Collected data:

++++++++++++++++++++

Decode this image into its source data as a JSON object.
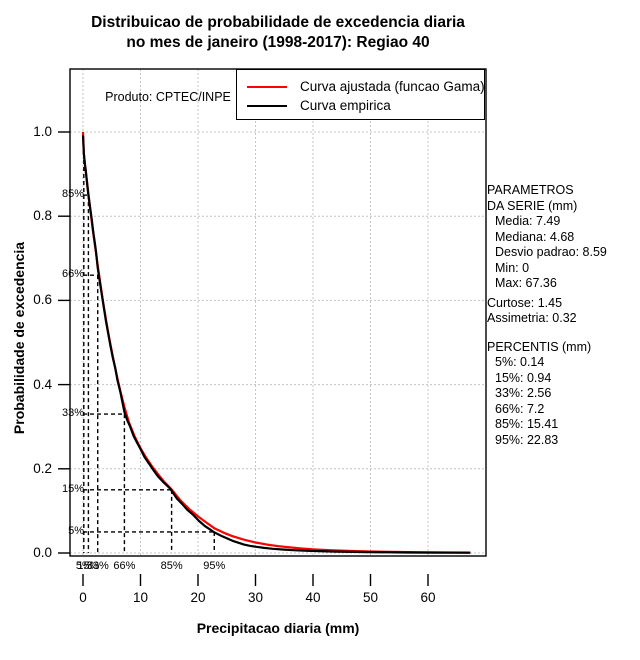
{
  "title": {
    "line1": "Distribuicao de probabilidade de excedencia diaria",
    "line2": "no mes de janeiro (1998-2017): Regiao 40"
  },
  "plot_note": "Produto: CPTEC/INPE",
  "axes": {
    "x_label": "Precipitacao diaria (mm)",
    "y_label": "Probabilidade de excedencia"
  },
  "legend": {
    "items": [
      {
        "label": "Curva ajustada (funcao Gama)",
        "color": "#ff0000"
      },
      {
        "label": "Curva empirica",
        "color": "#000000"
      }
    ]
  },
  "side_panel": {
    "sections": [
      {
        "lines": [
          {
            "text": "PARAMETROS",
            "indent": false
          },
          {
            "text": "DA SERIE (mm)",
            "indent": false
          },
          {
            "text": "Media: 7.49",
            "indent": true
          },
          {
            "text": "Mediana: 4.68",
            "indent": true
          },
          {
            "text": "Desvio padrao: 8.59",
            "indent": true
          },
          {
            "text": "Min: 0",
            "indent": true
          },
          {
            "text": "Max: 67.36",
            "indent": true
          }
        ]
      },
      {
        "lines": [
          {
            "text": "Curtose: 1.45",
            "indent": false
          },
          {
            "text": "Assimetria: 0.32",
            "indent": false
          }
        ]
      },
      {
        "lines": [
          {
            "text": "PERCENTIS (mm)",
            "indent": false
          },
          {
            "text": "5%: 0.14",
            "indent": true
          },
          {
            "text": "15%: 0.94",
            "indent": true
          },
          {
            "text": "33%: 2.56",
            "indent": true
          },
          {
            "text": "66%: 7.2",
            "indent": true
          },
          {
            "text": "85%: 15.41",
            "indent": true
          },
          {
            "text": "95%: 22.83",
            "indent": true
          }
        ]
      }
    ]
  },
  "chart_data": {
    "type": "line",
    "title": "Distribuicao de probabilidade de excedencia diaria no mes de janeiro (1998-2017): Regiao 40",
    "xlabel": "Precipitacao diaria (mm)",
    "ylabel": "Probabilidade de excedencia",
    "xlim": [
      0,
      67.36
    ],
    "ylim": [
      0,
      1.0
    ],
    "grid": true,
    "grid_color": "#c4c4c4",
    "legend_position": "top-right",
    "x_ticks": [
      {
        "label": "0",
        "value": 0
      },
      {
        "label": "10",
        "value": 10
      },
      {
        "label": "20",
        "value": 20
      },
      {
        "label": "30",
        "value": 30
      },
      {
        "label": "40",
        "value": 40
      },
      {
        "label": "50",
        "value": 50
      },
      {
        "label": "60",
        "value": 60
      }
    ],
    "y_ticks": [
      {
        "label": "0.0",
        "value": 0.0
      },
      {
        "label": "0.2",
        "value": 0.2
      },
      {
        "label": "0.4",
        "value": 0.4
      },
      {
        "label": "0.6",
        "value": 0.6
      },
      {
        "label": "0.8",
        "value": 0.8
      },
      {
        "label": "1.0",
        "value": 1.0
      }
    ],
    "percentile_guides": [
      {
        "bottom_label": "5%",
        "left_label": "",
        "value": 0.14,
        "exceedance": 0.95
      },
      {
        "bottom_label": "15%",
        "left_label": "85%",
        "value": 0.94,
        "exceedance": 0.85
      },
      {
        "bottom_label": "33%",
        "left_label": "66%",
        "value": 2.56,
        "exceedance": 0.66
      },
      {
        "bottom_label": "66%",
        "left_label": "33%",
        "value": 7.2,
        "exceedance": 0.33
      },
      {
        "bottom_label": "85%",
        "left_label": "15%",
        "value": 15.41,
        "exceedance": 0.15
      },
      {
        "bottom_label": "95%",
        "left_label": "5%",
        "value": 22.83,
        "exceedance": 0.05
      }
    ],
    "series": [
      {
        "name": "Curva ajustada (funcao Gama)",
        "color": "#ff0000",
        "points": [
          [
            0,
            1.0
          ],
          [
            0.14,
            0.95
          ],
          [
            0.4,
            0.915
          ],
          [
            0.7,
            0.882
          ],
          [
            0.94,
            0.853
          ],
          [
            1.3,
            0.812
          ],
          [
            1.7,
            0.768
          ],
          [
            2.1,
            0.728
          ],
          [
            2.56,
            0.683
          ],
          [
            3.0,
            0.641
          ],
          [
            3.5,
            0.596
          ],
          [
            4.0,
            0.554
          ],
          [
            4.5,
            0.515
          ],
          [
            5.0,
            0.479
          ],
          [
            5.5,
            0.446
          ],
          [
            6.0,
            0.414
          ],
          [
            6.6,
            0.379
          ],
          [
            7.2,
            0.347
          ],
          [
            8.0,
            0.31
          ],
          [
            9.0,
            0.276
          ],
          [
            10,
            0.249
          ],
          [
            11,
            0.226
          ],
          [
            12,
            0.206
          ],
          [
            13,
            0.188
          ],
          [
            14,
            0.171
          ],
          [
            15.41,
            0.151
          ],
          [
            17,
            0.124
          ],
          [
            18.5,
            0.104
          ],
          [
            20,
            0.087
          ],
          [
            21.5,
            0.072
          ],
          [
            22.83,
            0.059
          ],
          [
            24.5,
            0.048
          ],
          [
            26,
            0.04
          ],
          [
            28,
            0.0315
          ],
          [
            30,
            0.025
          ],
          [
            32,
            0.02
          ],
          [
            34,
            0.0162
          ],
          [
            36,
            0.0132
          ],
          [
            38,
            0.0108
          ],
          [
            40,
            0.0089
          ],
          [
            43,
            0.0066
          ],
          [
            46,
            0.005
          ],
          [
            49,
            0.0039
          ],
          [
            52,
            0.003
          ],
          [
            55,
            0.0024
          ],
          [
            58,
            0.0019
          ],
          [
            61,
            0.0015
          ],
          [
            64,
            0.0012
          ],
          [
            67.36,
            0.0009
          ]
        ]
      },
      {
        "name": "Curva empirica",
        "color": "#000000",
        "points": [
          [
            0,
            0.992
          ],
          [
            0.1,
            0.963
          ],
          [
            0.14,
            0.95
          ],
          [
            0.3,
            0.928
          ],
          [
            0.5,
            0.906
          ],
          [
            0.7,
            0.88
          ],
          [
            0.94,
            0.85
          ],
          [
            1.2,
            0.824
          ],
          [
            1.5,
            0.795
          ],
          [
            1.8,
            0.762
          ],
          [
            2.1,
            0.732
          ],
          [
            2.3,
            0.712
          ],
          [
            2.56,
            0.678
          ],
          [
            2.8,
            0.655
          ],
          [
            3.2,
            0.62
          ],
          [
            3.6,
            0.585
          ],
          [
            4.0,
            0.55
          ],
          [
            4.4,
            0.52
          ],
          [
            4.8,
            0.49
          ],
          [
            5.2,
            0.463
          ],
          [
            5.6,
            0.44
          ],
          [
            6.0,
            0.41
          ],
          [
            6.5,
            0.382
          ],
          [
            7.2,
            0.335
          ],
          [
            7.7,
            0.315
          ],
          [
            8.2,
            0.3
          ],
          [
            8.8,
            0.278
          ],
          [
            9.4,
            0.262
          ],
          [
            10,
            0.247
          ],
          [
            10.7,
            0.228
          ],
          [
            11.5,
            0.212
          ],
          [
            12.3,
            0.196
          ],
          [
            13.1,
            0.181
          ],
          [
            14,
            0.168
          ],
          [
            15,
            0.155
          ],
          [
            15.41,
            0.148
          ],
          [
            16.3,
            0.13
          ],
          [
            17.2,
            0.117
          ],
          [
            18.2,
            0.102
          ],
          [
            19.2,
            0.09
          ],
          [
            20.2,
            0.076
          ],
          [
            21.2,
            0.064
          ],
          [
            22.2,
            0.055
          ],
          [
            22.83,
            0.049
          ],
          [
            24,
            0.041
          ],
          [
            25,
            0.035
          ],
          [
            26,
            0.029
          ],
          [
            27,
            0.0245
          ],
          [
            28,
            0.02
          ],
          [
            29,
            0.0172
          ],
          [
            30,
            0.015
          ],
          [
            31.5,
            0.012
          ],
          [
            33,
            0.01
          ],
          [
            35,
            0.008
          ],
          [
            37,
            0.0064
          ],
          [
            39,
            0.0053
          ],
          [
            41,
            0.0044
          ],
          [
            44,
            0.0034
          ],
          [
            47,
            0.0027
          ],
          [
            50,
            0.0021
          ],
          [
            53,
            0.0017
          ],
          [
            56,
            0.0013
          ],
          [
            60,
            0.001
          ],
          [
            63,
            0.0008
          ],
          [
            67.36,
            0.0006
          ]
        ]
      }
    ]
  }
}
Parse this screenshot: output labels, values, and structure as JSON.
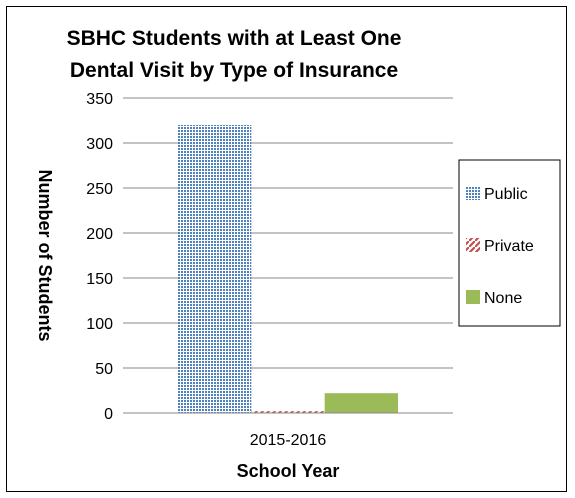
{
  "chart_data": {
    "type": "bar",
    "title_lines": [
      "SBHC Students with at Least One",
      "Dental Visit by Type of Insurance"
    ],
    "xlabel": "School Year",
    "ylabel": "Number of Students",
    "categories": [
      "2015-2016"
    ],
    "ylim": [
      0,
      350
    ],
    "yticks": [
      0,
      50,
      100,
      150,
      200,
      250,
      300,
      350
    ],
    "grid": true,
    "legend_position": "right",
    "series": [
      {
        "name": "Public",
        "values": [
          320
        ],
        "color": "#4f81bd",
        "pattern": "dotted"
      },
      {
        "name": "Private",
        "values": [
          2
        ],
        "color": "#c0504d",
        "pattern": "diagonal"
      },
      {
        "name": "None",
        "values": [
          22
        ],
        "color": "#9bbb59",
        "pattern": "solid"
      }
    ]
  }
}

++++++++++++++++++++

Find "diaria". Copy every line it occurs in.

## FULL ANSWER
    "line1": "Distribuicao de probabilidade de excedencia diaria",
    "x_label": "Precipitacao diaria (mm)",
    "title": "Distribuicao de probabilidade de excedencia diaria no mes de janeiro (1998-2017): Regiao 40",
    "xlabel": "Precipitacao diaria (mm)",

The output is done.